> _What to produce_: Search the records below for the word "want". Pull out each line that has it.

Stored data
========

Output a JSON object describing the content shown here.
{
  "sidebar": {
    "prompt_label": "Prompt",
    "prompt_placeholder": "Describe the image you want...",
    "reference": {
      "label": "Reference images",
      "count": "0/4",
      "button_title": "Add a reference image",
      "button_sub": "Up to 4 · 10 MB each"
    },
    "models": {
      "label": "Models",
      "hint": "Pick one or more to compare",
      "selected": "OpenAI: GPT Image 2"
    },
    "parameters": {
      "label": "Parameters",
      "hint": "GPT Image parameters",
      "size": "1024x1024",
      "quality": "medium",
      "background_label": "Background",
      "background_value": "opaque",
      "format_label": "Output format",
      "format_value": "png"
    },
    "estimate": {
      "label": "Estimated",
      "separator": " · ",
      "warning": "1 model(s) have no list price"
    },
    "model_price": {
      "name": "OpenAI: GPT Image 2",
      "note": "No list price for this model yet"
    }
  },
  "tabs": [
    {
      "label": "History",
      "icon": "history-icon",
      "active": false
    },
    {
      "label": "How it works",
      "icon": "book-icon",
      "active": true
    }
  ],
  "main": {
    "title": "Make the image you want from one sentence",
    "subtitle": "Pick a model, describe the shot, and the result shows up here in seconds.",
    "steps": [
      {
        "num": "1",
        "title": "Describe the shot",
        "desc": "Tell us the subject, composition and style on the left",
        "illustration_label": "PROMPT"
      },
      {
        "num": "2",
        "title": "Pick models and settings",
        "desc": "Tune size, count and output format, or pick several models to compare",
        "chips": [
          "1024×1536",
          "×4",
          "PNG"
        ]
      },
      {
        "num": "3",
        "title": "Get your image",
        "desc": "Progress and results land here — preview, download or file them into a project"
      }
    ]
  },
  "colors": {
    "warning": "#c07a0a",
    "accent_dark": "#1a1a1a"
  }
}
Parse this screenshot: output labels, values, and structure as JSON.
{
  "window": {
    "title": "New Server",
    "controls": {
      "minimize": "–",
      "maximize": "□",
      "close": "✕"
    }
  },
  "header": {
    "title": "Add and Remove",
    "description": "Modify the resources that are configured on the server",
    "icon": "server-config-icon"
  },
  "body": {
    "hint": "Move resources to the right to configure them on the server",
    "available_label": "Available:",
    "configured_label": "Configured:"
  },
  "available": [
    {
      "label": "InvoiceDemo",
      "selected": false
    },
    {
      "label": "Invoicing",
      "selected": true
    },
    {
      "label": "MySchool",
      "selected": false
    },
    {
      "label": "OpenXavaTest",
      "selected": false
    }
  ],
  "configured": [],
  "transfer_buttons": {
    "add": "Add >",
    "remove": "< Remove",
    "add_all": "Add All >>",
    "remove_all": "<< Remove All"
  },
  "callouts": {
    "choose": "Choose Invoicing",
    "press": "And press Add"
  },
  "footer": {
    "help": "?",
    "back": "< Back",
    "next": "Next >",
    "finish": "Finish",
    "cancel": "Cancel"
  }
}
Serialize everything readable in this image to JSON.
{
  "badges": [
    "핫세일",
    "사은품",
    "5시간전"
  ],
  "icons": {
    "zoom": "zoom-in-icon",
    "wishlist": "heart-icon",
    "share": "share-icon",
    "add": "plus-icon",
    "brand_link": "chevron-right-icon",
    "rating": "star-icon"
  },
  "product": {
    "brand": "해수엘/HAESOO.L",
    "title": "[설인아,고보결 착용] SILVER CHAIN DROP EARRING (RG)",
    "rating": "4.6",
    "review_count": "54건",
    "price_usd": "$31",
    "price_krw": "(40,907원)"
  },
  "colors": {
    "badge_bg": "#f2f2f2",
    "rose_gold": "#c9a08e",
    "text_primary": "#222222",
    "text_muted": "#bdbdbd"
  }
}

========

> _In response_:
    "prompt_placeholder": "Describe the image you want...",
    "title": "Make the image you want from one sentence",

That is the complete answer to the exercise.